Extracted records
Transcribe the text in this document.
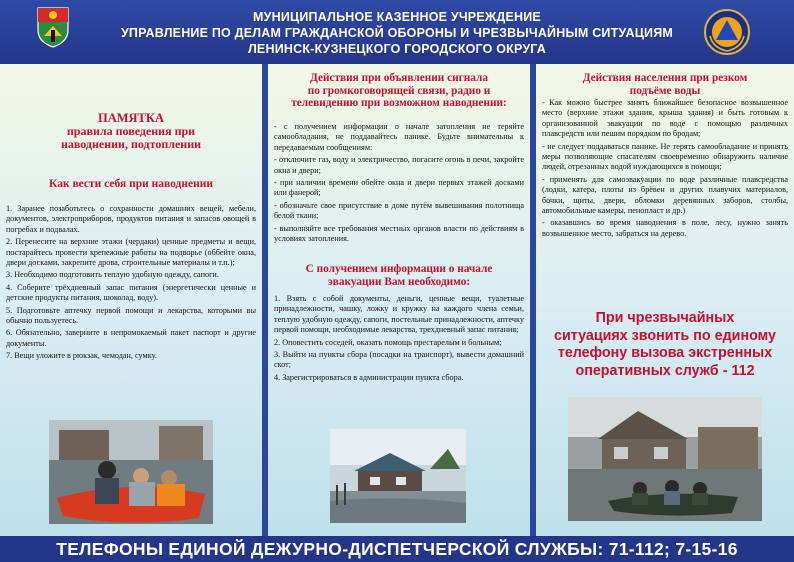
МУНИЦИПАЛЬНОЕ КАЗЕННОЕ УЧРЕЖДЕНИЕ
УПРАВЛЕНИЕ ПО ДЕЛАМ ГРАЖДАНСКОЙ ОБОРОНЫ И ЧРЕЗВЫЧАЙНЫМ СИТУАЦИЯМ
ЛЕНИНСК-КУЗНЕЦКОГО ГОРОДСКОГО ОКРУГА
ПАМЯТКА
правила поведения при
наводнении, подтоплении
Как вести себя при наводнении

1. Заранее позаботьтесь о сохранности домашних вещей, мебели, документов, электроприборов, продуктов питания и запасов овощей в погребах и подвалах.

2. Перенесите на верхние этажи (чердаки) ценные предметы и вещи, постарайтесь провести крепежные работы на подворье (оббейте окна, двери досками, закрепите дрова, строительные материалы и т.п.);

3. Необходимо подготовить теплую удобную одежду, сапоги.

4. Соберите трёхдневный запас питания (энергетически ценные и детские продукты питания, шоколад, воду).

5. Подготовьте аптечку первой помощи и лекарства, которыми вы обычно пользуетесь.

6. Обязательно, заверните в непромокаемый пакет паспорт и другие документы.

7. Вещи уложите в рюкзак, чемодан, сумку.

Действия при объявлении сигнала
по громкоговорящей связи, радио и
телевидению при возможном наводнении:

- с получением информации о начале затопления не теряйте самообладания, не поддавайтесь панике. Будьте внимательны к передаваемым сообщениям:

- отключите газ, воду и электричество, погасите огонь в печи, закройте окна и двери;

- при наличии времени обейте окна и двери первых этажей досками или фанерой;

- обозначьте свое присутствие в доме путём вывешивания полотнища белой ткани;

- выполняйте все требования местных органов власти по действиям в условиях затопления.

С получением информации о начале
эвакуации Вам необходимо:

1. Взять с собой документы, деньги, ценные вещи, туалетные принадлежности, чашку, ложку и кружку на каждого члена семьи, теплую удобную одежду, сапоги, постельные принадлежности, аптечку первой помощи, необходимые лекарства, трехдневный запас питания;

2. Оповестить соседей, оказать помощь престарелым и больным;

3. Выйти на пункты сбора (посадки на транспорт), вывести домашний скот;

4. Зарегистрироваться в администрации пункта сбора.

Действия населения при резком
подъёме воды

- Как можно быстрее занять ближайшее безопасное возвышенное место (верхние этажи здания, крыша здания) и быть готовым к организованной эвакуации по воде с помощью различных плавсредств или пешим порядком по бродам;

- не следует поддаваться панике. Не терять самообладание и принять меры позволяющие спасателям своевременно обнаружить наличие людей, отрезанных водой нуждающихся в помощи;

- применять для самоэвакуации по воде различные плавсредства (лодки, катера, плоты из брёвен и других плавучих материалов, бочки, щиты, двери, обломки деревянных заборов, столбы, автомобильные камеры, пенопласт и др.)

- оказавшись во время наводнения в поле, лесу, нужно занять возвышенное место, забраться на дерево.

При чрезвычайных
ситуациях звонить по единому
телефону вызова экстренных
оперативных служб - 112
ТЕЛЕФОНЫ ЕДИНОЙ ДЕЖУРНО-ДИСПЕТЧЕРСКОЙ СЛУЖБЫ: 71-112; 7-15-16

**REQUIREMENT:** Print every entry exactly as written, without the pictures.

**RESPONSE FOR THIS EXERCISE:**
Transcribe the text in this document.
МУНИЦИПАЛЬНОЕ КАЗЕННОЕ УЧРЕЖДЕНИЕ
УПРАВЛЕНИЕ ПО ДЕЛАМ ГРАЖДАНСКОЙ ОБОРОНЫ И ЧРЕЗВЫЧАЙНЫМ СИТУАЦИЯМ
ЛЕНИНСК-КУЗНЕЦКОГО ГОРОДСКОГО ОКРУГА
ПАМЯТКА
правила поведения при
наводнении, подтоплении
Как вести себя при наводнении

1. Заранее позаботьтесь о сохранности домашних вещей, мебели, документов, электроприборов, продуктов питания и запасов овощей в погребах и подвалах.

2. Перенесите на верхние этажи (чердаки) ценные предметы и вещи, постарайтесь провести крепежные работы на подворье (оббейте окна, двери досками, закрепите дрова, строительные материалы и т.п.);

3. Необходимо подготовить теплую удобную одежду, сапоги.

4. Соберите трёхдневный запас питания (энергетически ценные и детские продукты питания, шоколад, воду).

5. Подготовьте аптечку первой помощи и лекарства, которыми вы обычно пользуетесь.

6. Обязательно, заверните в непромокаемый пакет паспорт и другие документы.

7. Вещи уложите в рюкзак, чемодан, сумку.

Действия при объявлении сигнала
по громкоговорящей связи, радио и
телевидению при возможном наводнении:

- с получением информации о начале затопления не теряйте самообладания, не поддавайтесь панике. Будьте внимательны к передаваемым сообщениям:

- отключите газ, воду и электричество, погасите огонь в печи, закройте окна и двери;

- при наличии времени обейте окна и двери первых этажей досками или фанерой;

- обозначьте свое присутствие в доме путём вывешивания полотнища белой ткани;

- выполняйте все требования местных органов власти по действиям в условиях затопления.

С получением информации о начале
эвакуации Вам необходимо:

1. Взять с собой документы, деньги, ценные вещи, туалетные принадлежности, чашку, ложку и кружку на каждого члена семьи, теплую удобную одежду, сапоги, постельные принадлежности, аптечку первой помощи, необходимые лекарства, трехдневный запас питания;

2. Оповестить соседей, оказать помощь престарелым и больным;

3. Выйти на пункты сбора (посадки на транспорт), вывести домашний скот;

4. Зарегистрироваться в администрации пункта сбора.

Действия населения при резком
подъёме воды

- Как можно быстрее занять ближайшее безопасное возвышенное место (верхние этажи здания, крыша здания) и быть готовым к организованной эвакуации по воде с помощью различных плавсредств или пешим порядком по бродам;

- не следует поддаваться панике. Не терять самообладание и принять меры позволяющие спасателям своевременно обнаружить наличие людей, отрезанных водой нуждающихся в помощи;

- применять для самоэвакуации по воде различные плавсредства (лодки, катера, плоты из брёвен и других плавучих материалов, бочки, щиты, двери, обломки деревянных заборов, столбы, автомобильные камеры, пенопласт и др.)

- оказавшись во время наводнения в поле, лесу, нужно занять возвышенное место, забраться на дерево.

При чрезвычайных
ситуациях звонить по единому
телефону вызова экстренных
оперативных служб - 112
ТЕЛЕФОНЫ ЕДИНОЙ ДЕЖУРНО-ДИСПЕТЧЕРСКОЙ СЛУЖБЫ: 71-112; 7-15-16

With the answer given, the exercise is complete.